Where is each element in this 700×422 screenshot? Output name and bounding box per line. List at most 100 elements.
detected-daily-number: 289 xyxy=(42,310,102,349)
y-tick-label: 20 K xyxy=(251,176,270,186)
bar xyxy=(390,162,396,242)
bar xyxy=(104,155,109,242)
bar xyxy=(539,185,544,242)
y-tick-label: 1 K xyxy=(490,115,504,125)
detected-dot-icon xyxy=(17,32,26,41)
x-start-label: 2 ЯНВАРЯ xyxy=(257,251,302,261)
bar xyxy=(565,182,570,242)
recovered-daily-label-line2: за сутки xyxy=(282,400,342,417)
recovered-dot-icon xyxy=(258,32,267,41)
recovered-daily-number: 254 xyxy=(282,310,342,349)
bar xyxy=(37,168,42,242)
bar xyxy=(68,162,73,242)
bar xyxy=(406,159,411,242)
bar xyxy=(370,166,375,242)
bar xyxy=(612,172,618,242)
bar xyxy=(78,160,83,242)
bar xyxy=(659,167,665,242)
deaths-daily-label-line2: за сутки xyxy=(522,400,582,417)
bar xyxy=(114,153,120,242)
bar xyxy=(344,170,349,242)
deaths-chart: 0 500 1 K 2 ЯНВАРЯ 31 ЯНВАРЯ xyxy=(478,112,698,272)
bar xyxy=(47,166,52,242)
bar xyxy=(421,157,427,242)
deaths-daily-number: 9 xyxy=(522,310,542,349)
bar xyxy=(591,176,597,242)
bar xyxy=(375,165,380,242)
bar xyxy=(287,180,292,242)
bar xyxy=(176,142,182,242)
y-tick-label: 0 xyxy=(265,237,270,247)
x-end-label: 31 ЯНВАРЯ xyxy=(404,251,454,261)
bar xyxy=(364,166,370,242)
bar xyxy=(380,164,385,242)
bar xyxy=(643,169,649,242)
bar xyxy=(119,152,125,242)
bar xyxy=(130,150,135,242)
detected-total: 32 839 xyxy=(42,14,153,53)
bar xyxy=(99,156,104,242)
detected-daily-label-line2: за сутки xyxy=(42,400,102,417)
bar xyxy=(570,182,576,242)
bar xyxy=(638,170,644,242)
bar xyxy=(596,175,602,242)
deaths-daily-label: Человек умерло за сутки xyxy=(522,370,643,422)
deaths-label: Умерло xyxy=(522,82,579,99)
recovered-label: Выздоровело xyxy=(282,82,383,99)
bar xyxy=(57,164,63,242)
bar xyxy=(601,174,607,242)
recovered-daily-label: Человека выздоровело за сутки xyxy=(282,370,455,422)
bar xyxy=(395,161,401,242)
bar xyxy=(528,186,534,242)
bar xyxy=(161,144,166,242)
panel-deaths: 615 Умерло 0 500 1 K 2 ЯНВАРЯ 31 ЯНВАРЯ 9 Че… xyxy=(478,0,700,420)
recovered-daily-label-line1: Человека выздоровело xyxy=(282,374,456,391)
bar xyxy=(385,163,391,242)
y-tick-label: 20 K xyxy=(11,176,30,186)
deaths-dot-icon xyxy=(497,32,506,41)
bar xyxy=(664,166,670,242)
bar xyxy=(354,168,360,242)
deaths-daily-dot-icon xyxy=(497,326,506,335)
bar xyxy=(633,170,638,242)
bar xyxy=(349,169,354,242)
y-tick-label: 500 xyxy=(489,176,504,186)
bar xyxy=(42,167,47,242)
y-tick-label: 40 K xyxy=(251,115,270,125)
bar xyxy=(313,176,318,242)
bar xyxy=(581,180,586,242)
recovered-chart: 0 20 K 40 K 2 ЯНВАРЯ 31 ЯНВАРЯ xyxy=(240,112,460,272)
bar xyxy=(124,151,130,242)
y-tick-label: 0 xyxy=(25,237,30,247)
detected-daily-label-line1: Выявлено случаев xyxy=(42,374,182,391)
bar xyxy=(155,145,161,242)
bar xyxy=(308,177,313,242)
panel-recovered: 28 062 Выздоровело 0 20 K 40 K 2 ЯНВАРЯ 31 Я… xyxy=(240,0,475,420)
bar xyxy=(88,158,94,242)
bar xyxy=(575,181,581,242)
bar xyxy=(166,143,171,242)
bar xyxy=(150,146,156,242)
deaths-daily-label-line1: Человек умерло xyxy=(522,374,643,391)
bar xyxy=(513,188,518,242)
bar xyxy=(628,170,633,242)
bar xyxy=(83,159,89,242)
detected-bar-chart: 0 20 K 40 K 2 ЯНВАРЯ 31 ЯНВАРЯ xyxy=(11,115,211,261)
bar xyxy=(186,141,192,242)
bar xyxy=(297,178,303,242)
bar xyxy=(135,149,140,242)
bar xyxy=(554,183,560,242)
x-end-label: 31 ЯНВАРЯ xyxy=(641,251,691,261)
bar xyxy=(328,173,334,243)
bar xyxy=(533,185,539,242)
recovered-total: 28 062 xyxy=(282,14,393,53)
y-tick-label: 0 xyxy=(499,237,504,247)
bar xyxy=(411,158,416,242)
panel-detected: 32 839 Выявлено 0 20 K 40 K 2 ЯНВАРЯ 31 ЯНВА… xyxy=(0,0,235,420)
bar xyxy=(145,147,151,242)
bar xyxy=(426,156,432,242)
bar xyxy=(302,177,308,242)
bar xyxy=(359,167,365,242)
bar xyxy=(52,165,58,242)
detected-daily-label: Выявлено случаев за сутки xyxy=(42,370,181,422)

****

ЗАДАНИЕ: Перепишите все пункты выше без единого изменения, сохранив каждую строку.

ПИСЬМЕННЫЙ ОТВЕТ:
Where is each element in this 700×422 screenshot? Output name and bounding box per line. List at most 100 elements.
detected-daily-number: 289 xyxy=(42,310,102,349)
y-tick-label: 20 K xyxy=(251,176,270,186)
bar xyxy=(390,162,396,242)
bar xyxy=(104,155,109,242)
bar xyxy=(539,185,544,242)
y-tick-label: 1 K xyxy=(490,115,504,125)
detected-dot-icon xyxy=(17,32,26,41)
x-start-label: 2 ЯНВАРЯ xyxy=(257,251,302,261)
bar xyxy=(565,182,570,242)
recovered-daily-label-line2: за сутки xyxy=(282,400,342,417)
recovered-dot-icon xyxy=(258,32,267,41)
recovered-daily-number: 254 xyxy=(282,310,342,349)
bar xyxy=(37,168,42,242)
bar xyxy=(68,162,73,242)
bar xyxy=(406,159,411,242)
bar xyxy=(370,166,375,242)
bar xyxy=(612,172,618,242)
bar xyxy=(78,160,83,242)
bar xyxy=(659,167,665,242)
deaths-daily-label-line2: за сутки xyxy=(522,400,582,417)
bar xyxy=(114,153,120,242)
bar xyxy=(344,170,349,242)
deaths-chart: 0 500 1 K 2 ЯНВАРЯ 31 ЯНВАРЯ xyxy=(478,112,698,272)
bar xyxy=(47,166,52,242)
bar xyxy=(421,157,427,242)
deaths-daily-number: 9 xyxy=(522,310,542,349)
bar xyxy=(591,176,597,242)
bar xyxy=(375,165,380,242)
bar xyxy=(287,180,292,242)
bar xyxy=(176,142,182,242)
y-tick-label: 0 xyxy=(265,237,270,247)
x-end-label: 31 ЯНВАРЯ xyxy=(404,251,454,261)
bar xyxy=(364,166,370,242)
bar xyxy=(380,164,385,242)
bar xyxy=(643,169,649,242)
bar xyxy=(119,152,125,242)
bar xyxy=(130,150,135,242)
detected-total: 32 839 xyxy=(42,14,153,53)
bar xyxy=(99,156,104,242)
detected-daily-label-line2: за сутки xyxy=(42,400,102,417)
bar xyxy=(570,182,576,242)
bar xyxy=(638,170,644,242)
bar xyxy=(596,175,602,242)
deaths-daily-label: Человек умерло за сутки xyxy=(522,370,643,422)
deaths-label: Умерло xyxy=(522,82,579,99)
recovered-label: Выздоровело xyxy=(282,82,383,99)
bar xyxy=(57,164,63,242)
bar xyxy=(601,174,607,242)
recovered-daily-label: Человека выздоровело за сутки xyxy=(282,370,455,422)
bar xyxy=(395,161,401,242)
bar xyxy=(528,186,534,242)
bar xyxy=(161,144,166,242)
panel-deaths: 615 Умерло 0 500 1 K 2 ЯНВАРЯ 31 ЯНВАРЯ 9 Че… xyxy=(478,0,700,420)
recovered-daily-label-line1: Человека выздоровело xyxy=(282,374,456,391)
bar xyxy=(385,163,391,242)
y-tick-label: 20 K xyxy=(11,176,30,186)
deaths-dot-icon xyxy=(497,32,506,41)
bar xyxy=(664,166,670,242)
bar xyxy=(354,168,360,242)
deaths-daily-dot-icon xyxy=(497,326,506,335)
bar xyxy=(633,170,638,242)
bar xyxy=(349,169,354,242)
y-tick-label: 500 xyxy=(489,176,504,186)
bar xyxy=(42,167,47,242)
y-tick-label: 40 K xyxy=(251,115,270,125)
bar xyxy=(313,176,318,242)
bar xyxy=(581,180,586,242)
recovered-chart: 0 20 K 40 K 2 ЯНВАРЯ 31 ЯНВАРЯ xyxy=(240,112,460,272)
bar xyxy=(124,151,130,242)
y-tick-label: 0 xyxy=(25,237,30,247)
detected-daily-label-line1: Выявлено случаев xyxy=(42,374,182,391)
bar xyxy=(155,145,161,242)
bar xyxy=(308,177,313,242)
panel-recovered: 28 062 Выздоровело 0 20 K 40 K 2 ЯНВАРЯ 31 Я… xyxy=(240,0,475,420)
bar xyxy=(88,158,94,242)
bar xyxy=(575,181,581,242)
bar xyxy=(166,143,171,242)
bar xyxy=(150,146,156,242)
deaths-daily-label-line1: Человек умерло xyxy=(522,374,643,391)
bar xyxy=(513,188,518,242)
bar xyxy=(628,170,633,242)
bar xyxy=(83,159,89,242)
detected-bar-chart: 0 20 K 40 K 2 ЯНВАРЯ 31 ЯНВАРЯ xyxy=(11,115,211,261)
bar xyxy=(186,141,192,242)
bar xyxy=(297,178,303,242)
bar xyxy=(135,149,140,242)
bar xyxy=(554,183,560,242)
x-end-label: 31 ЯНВАРЯ xyxy=(641,251,691,261)
bar xyxy=(328,173,334,243)
bar xyxy=(533,185,539,242)
recovered-total: 28 062 xyxy=(282,14,393,53)
y-tick-label: 0 xyxy=(499,237,504,247)
bar xyxy=(411,158,416,242)
panel-detected: 32 839 Выявлено 0 20 K 40 K 2 ЯНВАРЯ 31 ЯНВА… xyxy=(0,0,235,420)
bar xyxy=(145,147,151,242)
bar xyxy=(426,156,432,242)
bar xyxy=(302,177,308,242)
bar xyxy=(359,167,365,242)
bar xyxy=(52,165,58,242)
detected-daily-label: Выявлено случаев за сутки xyxy=(42,370,181,422)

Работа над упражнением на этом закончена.